> **Work to complete**: With the line containing "What data populates" as the first line and the last line of the records as the final one, reproduce that range exactly.

[Data records]
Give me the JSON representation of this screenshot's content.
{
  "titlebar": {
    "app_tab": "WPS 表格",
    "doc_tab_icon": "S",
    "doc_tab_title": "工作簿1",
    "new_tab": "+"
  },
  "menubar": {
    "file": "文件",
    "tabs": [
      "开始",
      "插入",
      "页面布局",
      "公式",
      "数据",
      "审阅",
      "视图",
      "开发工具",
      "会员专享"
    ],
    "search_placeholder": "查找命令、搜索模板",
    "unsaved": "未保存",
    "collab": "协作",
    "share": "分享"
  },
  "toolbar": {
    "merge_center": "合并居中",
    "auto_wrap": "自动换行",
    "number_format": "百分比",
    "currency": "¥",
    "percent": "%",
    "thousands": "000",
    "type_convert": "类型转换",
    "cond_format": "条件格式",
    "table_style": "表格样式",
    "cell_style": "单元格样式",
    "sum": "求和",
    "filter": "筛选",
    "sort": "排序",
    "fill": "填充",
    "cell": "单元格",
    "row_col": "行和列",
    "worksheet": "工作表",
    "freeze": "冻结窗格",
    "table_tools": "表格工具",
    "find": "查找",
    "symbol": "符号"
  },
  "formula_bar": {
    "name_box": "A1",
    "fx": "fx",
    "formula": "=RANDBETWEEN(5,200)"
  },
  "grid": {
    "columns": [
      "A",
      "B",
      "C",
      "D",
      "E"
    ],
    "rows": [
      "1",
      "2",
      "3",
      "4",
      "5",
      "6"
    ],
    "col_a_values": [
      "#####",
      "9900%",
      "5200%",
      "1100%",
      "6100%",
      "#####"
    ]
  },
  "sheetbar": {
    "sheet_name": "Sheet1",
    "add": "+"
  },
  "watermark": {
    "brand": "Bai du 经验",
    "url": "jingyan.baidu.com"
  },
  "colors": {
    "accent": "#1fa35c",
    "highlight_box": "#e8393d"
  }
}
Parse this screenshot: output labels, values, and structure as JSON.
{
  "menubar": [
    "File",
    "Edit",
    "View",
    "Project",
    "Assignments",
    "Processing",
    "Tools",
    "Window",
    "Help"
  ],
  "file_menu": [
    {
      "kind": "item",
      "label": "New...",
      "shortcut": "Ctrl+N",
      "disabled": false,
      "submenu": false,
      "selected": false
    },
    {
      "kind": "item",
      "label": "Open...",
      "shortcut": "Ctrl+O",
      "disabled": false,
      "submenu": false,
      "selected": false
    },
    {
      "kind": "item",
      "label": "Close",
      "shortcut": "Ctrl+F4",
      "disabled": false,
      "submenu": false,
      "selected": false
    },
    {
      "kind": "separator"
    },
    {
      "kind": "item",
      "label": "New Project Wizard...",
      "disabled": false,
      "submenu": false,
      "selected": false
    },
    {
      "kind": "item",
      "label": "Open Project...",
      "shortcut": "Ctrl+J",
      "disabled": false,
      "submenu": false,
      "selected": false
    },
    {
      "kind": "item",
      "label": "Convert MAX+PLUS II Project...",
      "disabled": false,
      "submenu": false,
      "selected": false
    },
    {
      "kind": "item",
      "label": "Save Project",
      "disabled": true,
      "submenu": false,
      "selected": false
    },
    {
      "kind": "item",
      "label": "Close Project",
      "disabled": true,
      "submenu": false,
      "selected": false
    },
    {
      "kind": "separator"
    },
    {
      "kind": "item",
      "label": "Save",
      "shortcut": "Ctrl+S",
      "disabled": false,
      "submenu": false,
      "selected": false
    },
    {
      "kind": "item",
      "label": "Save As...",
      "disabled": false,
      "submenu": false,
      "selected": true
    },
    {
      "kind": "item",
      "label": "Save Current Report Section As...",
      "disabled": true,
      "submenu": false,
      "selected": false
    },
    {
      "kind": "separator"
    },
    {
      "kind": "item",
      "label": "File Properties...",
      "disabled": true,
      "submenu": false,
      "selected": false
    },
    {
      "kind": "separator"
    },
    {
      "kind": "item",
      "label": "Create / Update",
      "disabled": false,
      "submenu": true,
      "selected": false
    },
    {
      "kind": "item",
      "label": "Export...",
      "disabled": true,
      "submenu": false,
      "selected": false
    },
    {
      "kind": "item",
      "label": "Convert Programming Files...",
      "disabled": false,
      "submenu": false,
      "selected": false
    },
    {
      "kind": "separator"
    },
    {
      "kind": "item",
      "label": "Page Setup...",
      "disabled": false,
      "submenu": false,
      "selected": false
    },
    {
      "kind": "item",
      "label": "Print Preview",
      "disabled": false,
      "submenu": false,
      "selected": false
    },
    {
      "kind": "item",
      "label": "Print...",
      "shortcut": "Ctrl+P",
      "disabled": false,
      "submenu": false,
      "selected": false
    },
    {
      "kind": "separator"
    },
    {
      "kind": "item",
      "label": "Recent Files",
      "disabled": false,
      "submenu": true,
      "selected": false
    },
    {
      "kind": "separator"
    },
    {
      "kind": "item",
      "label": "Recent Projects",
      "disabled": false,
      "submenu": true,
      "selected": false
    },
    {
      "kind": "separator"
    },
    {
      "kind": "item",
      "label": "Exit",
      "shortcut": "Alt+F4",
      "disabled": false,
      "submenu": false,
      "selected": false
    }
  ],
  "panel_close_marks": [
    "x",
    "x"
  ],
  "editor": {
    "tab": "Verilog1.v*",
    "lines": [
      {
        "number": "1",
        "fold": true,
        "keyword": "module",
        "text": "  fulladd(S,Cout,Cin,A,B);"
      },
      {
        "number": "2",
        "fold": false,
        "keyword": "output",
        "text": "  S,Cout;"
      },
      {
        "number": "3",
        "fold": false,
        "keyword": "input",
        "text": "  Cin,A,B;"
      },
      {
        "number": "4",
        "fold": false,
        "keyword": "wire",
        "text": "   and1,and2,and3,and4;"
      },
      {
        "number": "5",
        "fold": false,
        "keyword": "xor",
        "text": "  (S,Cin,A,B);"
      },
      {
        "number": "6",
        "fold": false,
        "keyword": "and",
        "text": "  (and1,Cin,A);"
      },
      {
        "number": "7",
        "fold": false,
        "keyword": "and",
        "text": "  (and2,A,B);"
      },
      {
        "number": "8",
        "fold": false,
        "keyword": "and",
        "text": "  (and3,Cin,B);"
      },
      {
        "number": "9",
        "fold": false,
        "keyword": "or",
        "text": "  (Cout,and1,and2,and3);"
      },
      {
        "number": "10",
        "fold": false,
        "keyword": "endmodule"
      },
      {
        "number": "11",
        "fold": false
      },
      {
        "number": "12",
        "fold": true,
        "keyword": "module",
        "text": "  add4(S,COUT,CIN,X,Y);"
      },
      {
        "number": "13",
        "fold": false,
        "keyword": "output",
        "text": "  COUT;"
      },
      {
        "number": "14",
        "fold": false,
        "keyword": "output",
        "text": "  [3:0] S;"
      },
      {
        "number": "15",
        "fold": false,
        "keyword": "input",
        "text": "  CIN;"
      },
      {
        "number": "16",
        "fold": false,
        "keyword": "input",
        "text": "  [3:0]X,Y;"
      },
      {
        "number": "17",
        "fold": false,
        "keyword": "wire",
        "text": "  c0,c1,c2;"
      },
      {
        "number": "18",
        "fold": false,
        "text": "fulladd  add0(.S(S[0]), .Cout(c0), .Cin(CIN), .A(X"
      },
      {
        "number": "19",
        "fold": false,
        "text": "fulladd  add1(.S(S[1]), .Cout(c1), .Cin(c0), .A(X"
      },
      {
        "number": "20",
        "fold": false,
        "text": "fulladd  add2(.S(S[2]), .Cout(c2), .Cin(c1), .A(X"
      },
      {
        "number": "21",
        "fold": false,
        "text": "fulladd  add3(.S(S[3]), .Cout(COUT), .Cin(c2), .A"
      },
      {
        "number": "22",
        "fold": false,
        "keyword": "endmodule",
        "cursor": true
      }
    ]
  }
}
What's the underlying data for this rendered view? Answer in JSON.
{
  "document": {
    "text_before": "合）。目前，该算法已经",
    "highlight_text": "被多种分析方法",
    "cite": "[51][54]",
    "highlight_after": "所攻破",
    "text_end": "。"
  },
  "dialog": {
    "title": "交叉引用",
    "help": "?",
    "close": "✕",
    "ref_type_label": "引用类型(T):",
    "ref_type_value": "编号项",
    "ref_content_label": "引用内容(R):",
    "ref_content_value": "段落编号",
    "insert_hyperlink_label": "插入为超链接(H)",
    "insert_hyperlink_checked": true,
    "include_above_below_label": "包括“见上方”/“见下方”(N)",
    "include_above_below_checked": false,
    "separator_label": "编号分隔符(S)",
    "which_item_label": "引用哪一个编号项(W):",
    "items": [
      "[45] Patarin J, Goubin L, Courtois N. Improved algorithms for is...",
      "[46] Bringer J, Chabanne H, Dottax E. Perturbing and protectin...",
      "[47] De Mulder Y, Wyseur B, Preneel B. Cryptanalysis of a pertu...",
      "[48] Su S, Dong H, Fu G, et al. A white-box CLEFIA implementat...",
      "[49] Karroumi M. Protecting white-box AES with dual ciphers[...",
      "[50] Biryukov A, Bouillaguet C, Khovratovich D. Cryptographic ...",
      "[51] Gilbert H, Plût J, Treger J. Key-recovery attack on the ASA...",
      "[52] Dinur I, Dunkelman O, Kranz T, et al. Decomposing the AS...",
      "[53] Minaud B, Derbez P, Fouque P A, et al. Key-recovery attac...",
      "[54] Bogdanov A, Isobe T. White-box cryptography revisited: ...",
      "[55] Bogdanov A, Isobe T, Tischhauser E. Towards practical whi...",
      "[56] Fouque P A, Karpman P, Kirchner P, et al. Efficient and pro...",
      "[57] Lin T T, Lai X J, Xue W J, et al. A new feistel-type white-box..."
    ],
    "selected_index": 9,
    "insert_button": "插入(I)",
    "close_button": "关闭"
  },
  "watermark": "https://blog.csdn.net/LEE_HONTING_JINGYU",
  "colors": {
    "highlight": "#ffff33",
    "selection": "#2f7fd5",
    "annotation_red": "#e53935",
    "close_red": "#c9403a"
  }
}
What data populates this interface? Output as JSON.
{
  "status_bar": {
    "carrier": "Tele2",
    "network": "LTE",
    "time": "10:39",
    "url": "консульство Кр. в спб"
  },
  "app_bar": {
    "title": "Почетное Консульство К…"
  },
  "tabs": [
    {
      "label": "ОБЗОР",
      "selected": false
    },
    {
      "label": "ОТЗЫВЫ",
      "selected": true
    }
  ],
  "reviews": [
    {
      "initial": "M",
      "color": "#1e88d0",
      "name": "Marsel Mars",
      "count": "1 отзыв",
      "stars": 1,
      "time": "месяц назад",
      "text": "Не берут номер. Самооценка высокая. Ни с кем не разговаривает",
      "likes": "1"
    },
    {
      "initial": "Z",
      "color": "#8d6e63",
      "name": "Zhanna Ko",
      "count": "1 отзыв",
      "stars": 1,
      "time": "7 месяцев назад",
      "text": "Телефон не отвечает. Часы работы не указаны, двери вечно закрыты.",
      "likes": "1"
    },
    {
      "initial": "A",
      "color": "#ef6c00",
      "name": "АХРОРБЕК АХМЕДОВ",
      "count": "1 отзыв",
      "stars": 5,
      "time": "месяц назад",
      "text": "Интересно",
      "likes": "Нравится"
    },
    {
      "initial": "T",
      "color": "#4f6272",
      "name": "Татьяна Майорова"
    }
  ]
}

> **Output for this task**:
What data populates this interface? Output as JSON.
{
  "status_bar": {
    "carrier": "Tele2",
    "network": "LTE",
    "time": "10:39",
    "url": "консульство Кр. в спб"
  },
  "app_bar": {
    "title": "Почетное Консульство К…"
  },
  "tabs": [
    {
      "label": "ОБЗОР",
      "selected": false
    },
    {
      "label": "ОТЗЫВЫ",
      "selected": true
    }
  ],
  "reviews": [
    {
      "initial": "M",
      "color": "#1e88d0",
      "name": "Marsel Mars",
      "count": "1 отзыв",
      "stars": 1,
      "time": "месяц назад",
      "text": "Не берут номер. Самооценка высокая. Ни с кем не разговаривает",
      "likes": "1"
    },
    {
      "initial": "Z",
      "color": "#8d6e63",
      "name": "Zhanna Ko",
      "count": "1 отзыв",
      "stars": 1,
      "time": "7 месяцев назад",
      "text": "Телефон не отвечает. Часы работы не указаны, двери вечно закрыты.",
      "likes": "1"
    },
    {
      "initial": "A",
      "color": "#ef6c00",
      "name": "АХРОРБЕК АХМЕДОВ",
      "count": "1 отзыв",
      "stars": 5,
      "time": "месяц назад",
      "text": "Интересно",
      "likes": "Нравится"
    },
    {
      "initial": "T",
      "color": "#4f6272",
      "name": "Татьяна Майорова"
    }
  ]
}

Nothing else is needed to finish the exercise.